- [Exercise instructions] Write out each entry again. Keep every word exactly as it is.

- [Material provided]

- - -

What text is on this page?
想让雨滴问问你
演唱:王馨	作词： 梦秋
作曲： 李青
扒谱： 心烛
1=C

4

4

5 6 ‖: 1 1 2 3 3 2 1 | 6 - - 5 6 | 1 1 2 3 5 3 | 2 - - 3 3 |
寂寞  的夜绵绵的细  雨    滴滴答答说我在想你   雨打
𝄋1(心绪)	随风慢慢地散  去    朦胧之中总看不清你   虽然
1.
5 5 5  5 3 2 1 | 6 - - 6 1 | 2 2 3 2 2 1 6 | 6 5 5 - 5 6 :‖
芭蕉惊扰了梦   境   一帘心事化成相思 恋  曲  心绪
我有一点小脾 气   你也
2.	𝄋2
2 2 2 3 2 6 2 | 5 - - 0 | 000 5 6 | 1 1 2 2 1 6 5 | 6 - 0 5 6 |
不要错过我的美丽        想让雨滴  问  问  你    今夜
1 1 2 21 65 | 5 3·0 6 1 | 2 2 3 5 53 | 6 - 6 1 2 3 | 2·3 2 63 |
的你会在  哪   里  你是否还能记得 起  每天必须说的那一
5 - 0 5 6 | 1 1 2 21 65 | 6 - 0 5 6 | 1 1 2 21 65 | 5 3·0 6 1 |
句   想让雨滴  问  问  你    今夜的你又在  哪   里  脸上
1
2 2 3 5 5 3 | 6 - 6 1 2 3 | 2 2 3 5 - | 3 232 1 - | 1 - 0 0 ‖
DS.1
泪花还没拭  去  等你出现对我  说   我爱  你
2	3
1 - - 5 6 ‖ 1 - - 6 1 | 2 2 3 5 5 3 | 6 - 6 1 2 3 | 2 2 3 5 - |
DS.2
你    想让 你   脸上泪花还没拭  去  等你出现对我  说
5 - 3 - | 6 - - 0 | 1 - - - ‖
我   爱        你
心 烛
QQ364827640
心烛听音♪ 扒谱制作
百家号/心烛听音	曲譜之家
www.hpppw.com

- - -

- [Answer to this task]
What text is on this page?
想让雨滴问问你
演唱:王馨	作词： 梦秋
作曲： 李青
扒谱： 心烛
1=C

4

4

5 6 ‖: 1 1 2 3 3 2 1 | 6 - - 5 6 | 1 1 2 3 5 3 | 2 - - 3 3 |
寂寞  的夜绵绵的细  雨    滴滴答答说我在想你   雨打
𝄋1(心绪)	随风慢慢地散  去    朦胧之中总看不清你   虽然
1.
5 5 5  5 3 2 1 | 6 - - 6 1 | 2 2 3 2 2 1 6 | 6 5 5 - 5 6 :‖
芭蕉惊扰了梦   境   一帘心事化成相思 恋  曲  心绪
我有一点小脾 气   你也
2.	𝄋2
2 2 2 3 2 6 2 | 5 - - 0 | 000 5 6 | 1 1 2 2 1 6 5 | 6 - 0 5 6 |
不要错过我的美丽        想让雨滴  问  问  你    今夜
1 1 2 21 65 | 5 3·0 6 1 | 2 2 3 5 53 | 6 - 6 1 2 3 | 2·3 2 63 |
的你会在  哪   里  你是否还能记得 起  每天必须说的那一
5 - 0 5 6 | 1 1 2 21 65 | 6 - 0 5 6 | 1 1 2 21 65 | 5 3·0 6 1 |
句   想让雨滴  问  问  你    今夜的你又在  哪   里  脸上
1
2 2 3 5 5 3 | 6 - 6 1 2 3 | 2 2 3 5 - | 3 232 1 - | 1 - 0 0 ‖
DS.1
泪花还没拭  去  等你出现对我  说   我爱  你
2	3
1 - - 5 6 ‖ 1 - - 6 1 | 2 2 3 5 5 3 | 6 - 6 1 2 3 | 2 2 3 5 - |
DS.2
你    想让 你   脸上泪花还没拭  去  等你出现对我  说
5 - 3 - | 6 - - 0 | 1 - - - ‖
我   爱        你
心 烛
QQ364827640
心烛听音♪ 扒谱制作
百家号/心烛听音	曲譜之家
www.hpppw.com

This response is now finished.